(Data excerpts)

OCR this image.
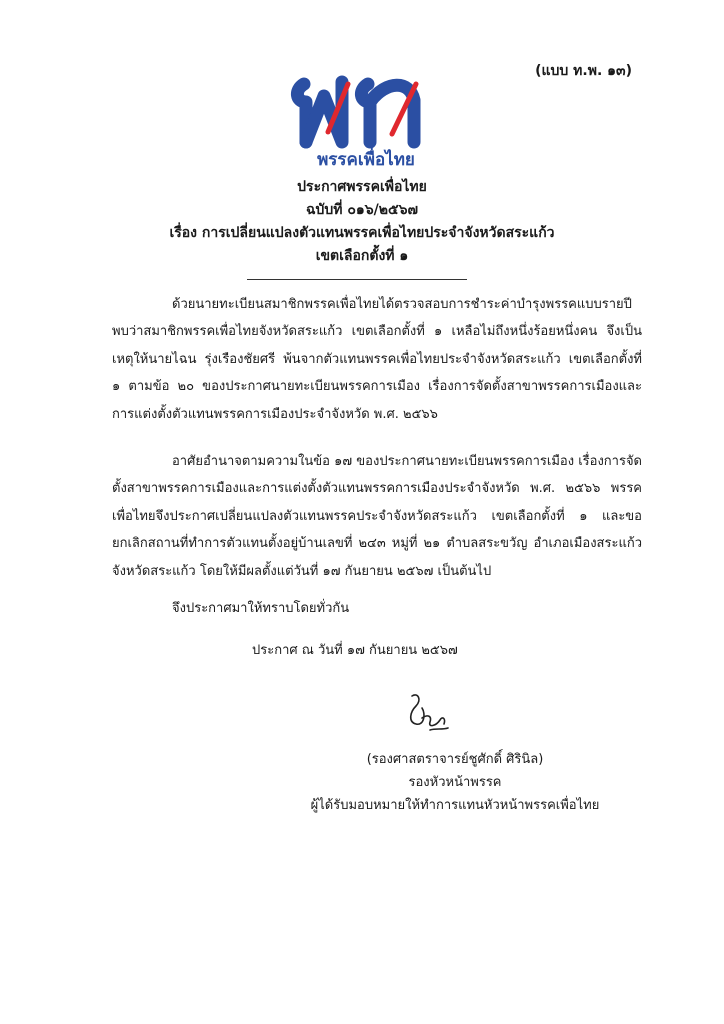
(แบบ ท.พ. ๑๓)
พรรคเพื่อไทย
ประกาศพรรคเพื่อไทย
ฉบับที่ ๐๑๖/๒๕๖๗
เรื่อง การเปลี่ยนแปลงตัวแทนพรรคเพื่อไทยประจำจังหวัดสระแก้ว
เขตเลือกตั้งที่ ๑

ด้วยนายทะเบียนสมาชิกพรรคเพื่อไทยได้ตรวจสอบการชำระค่าบำรุงพรรคแบบรายปีพบว่าสมาชิกพรรคเพื่อไทยจังหวัดสระแก้ว เขตเลือกตั้งที่ ๑ เหลือไม่ถึงหนึ่งร้อยหนึ่งคน จึงเป็นเหตุให้นายไฉน รุ่งเรืองชัยศรี พ้นจากตัวแทนพรรคเพื่อไทยประจำจังหวัดสระแก้ว เขตเลือกตั้งที่ ๑ ตามข้อ ๒๐ ของประกาศนายทะเบียนพรรคการเมือง เรื่องการจัดตั้งสาขาพรรคการเมืองและการแต่งตั้งตัวแทนพรรคการเมืองประจำจังหวัด พ.ศ. ๒๕๖๖

อาศัยอำนาจตามความในข้อ ๑๗ ของประกาศนายทะเบียนพรรคการเมือง เรื่องการจัดตั้งสาขาพรรคการเมืองและการแต่งตั้งตัวแทนพรรคการเมืองประจำจังหวัด พ.ศ. ๒๕๖๖ พรรคเพื่อไทยจึงประกาศเปลี่ยนแปลงตัวแทนพรรคประจำจังหวัดสระแก้ว เขตเลือกตั้งที่ ๑ และขอยกเลิกสถานที่ทำการตัวแทนตั้งอยู่บ้านเลขที่ ๒๔๓ หมู่ที่ ๒๑ ตำบลสระขวัญ อำเภอเมืองสระแก้ว จังหวัดสระแก้ว โดยให้มีผลตั้งแต่วันที่ ๑๗ กันยายน ๒๕๖๗ เป็นต้นไป

จึงประกาศมาให้ทราบโดยทั่วกัน

ประกาศ ณ วันที่ ๑๗ กันยายน ๒๕๖๗
(รองศาสตราจารย์ชูศักดิ์ ศิรินิล)
รองหัวหน้าพรรค
ผู้ได้รับมอบหมายให้ทำการแทนหัวหน้าพรรคเพื่อไทย
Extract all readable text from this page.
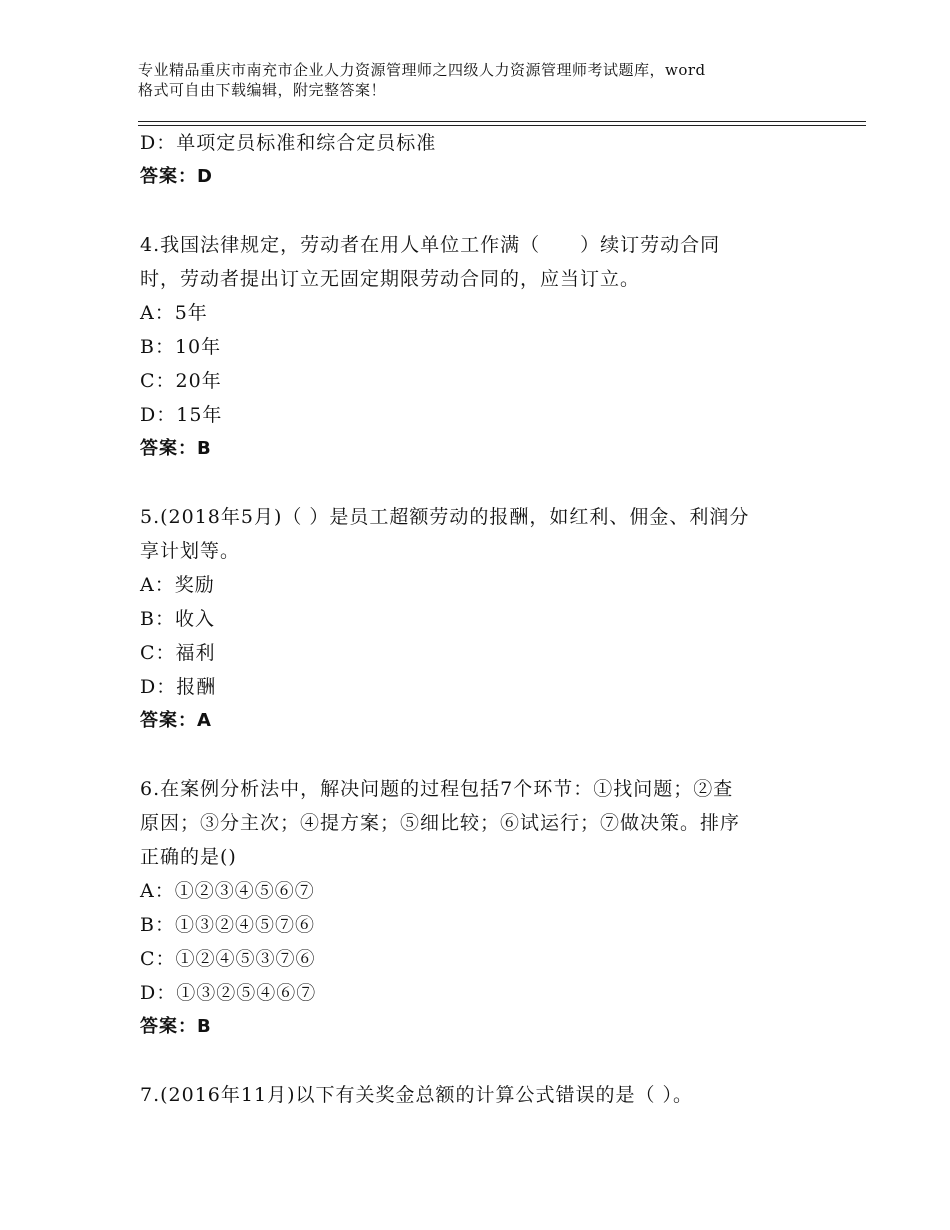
专业精品重庆市南充市企业人力资源管理师之四级人力资源管理师考试题库，word
格式可自由下载编辑，附完整答案！
D：单项定员标准和综合定员标准
答案：D
4.我国法律规定，劳动者在用人单位工作满（　　）续订劳动合同
时，劳动者提出订立无固定期限劳动合同的，应当订立。
A：5年
B：10年
C：20年
D：15年
答案：B
5.(2018年5月)（ ）是员工超额劳动的报酬，如红利、佣金、利润分
享计划等。
A：奖励
B：收入
C：福利
D：报酬
答案：A
6.在案例分析法中，解决问题的过程包括7个环节：①找问题；②查
原因；③分主次；④提方案；⑤细比较；⑥试运行；⑦做决策。排序
正确的是()
A：①②③④⑤⑥⑦
B：①③②④⑤⑦⑥
C：①②④⑤③⑦⑥
D：①③②⑤④⑥⑦
答案：B
7.(2016年11月)以下有关奖金总额的计算公式错误的是（ ）。
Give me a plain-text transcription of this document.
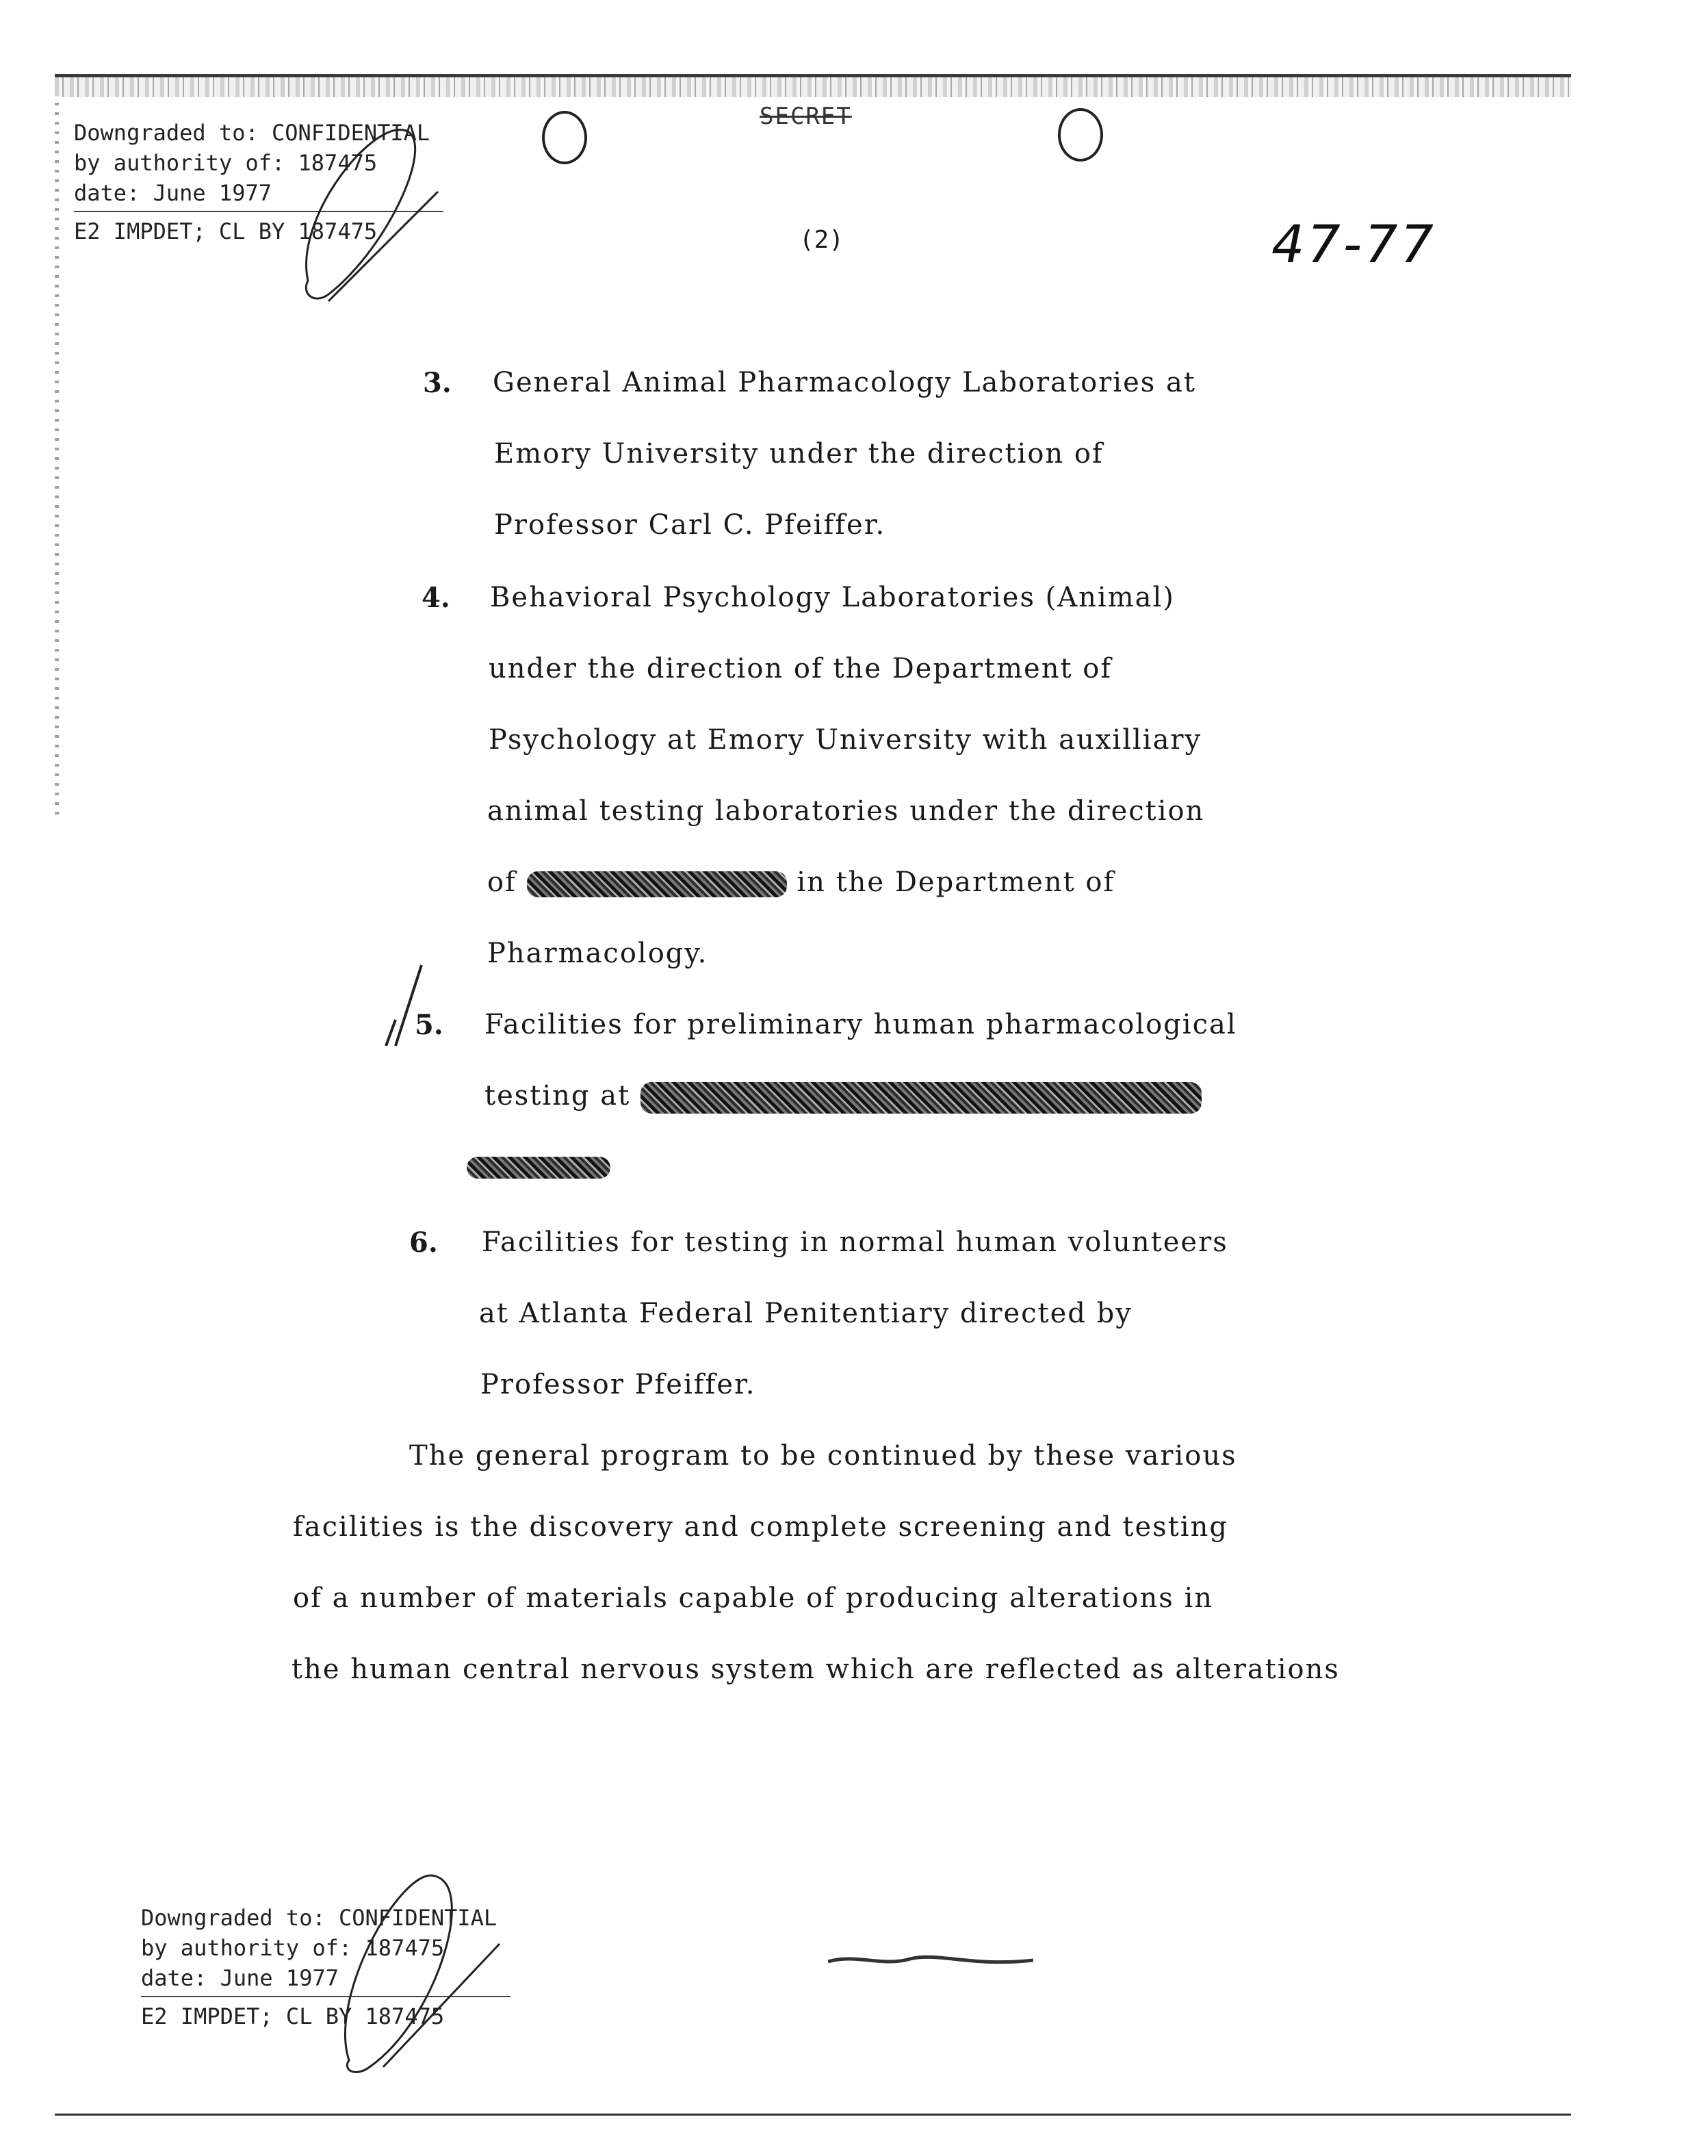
Downgraded to: CONFIDENTIAL
by authority of: 187475
date: June 1977
E2 IMPDET; CL BY 187475
SECRET
(2)	47-77
3. General Animal Pharmacology Laboratories at
Emory University under the direction of
Professor Carl C. Pfeiffer.
4. Behavioral Psychology Laboratories (Animal)
under the direction of the Department of
Psychology at Emory University with auxilliary
animal testing laboratories under the direction
of	in the Department of
Pharmacology.
5. Facilities for preliminary human pharmacological
testing at
6. Facilities for testing in normal human volunteers
at Atlanta Federal Penitentiary directed by
Professor Pfeiffer.
The general program to be continued by these various
facilities is the discovery and complete screening and testing
of a number of materials capable of producing alterations in
the human central nervous system which are reflected as alterations
Downgraded to: CONFIDENTIAL
by authority of: 187475
date: June 1977
E2 IMPDET; CL BY 187475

EXERCISE DESCRIPTION | From the data above, count the lines where "text" occurs and give that figure and nothing else.

TASK RESULT | 2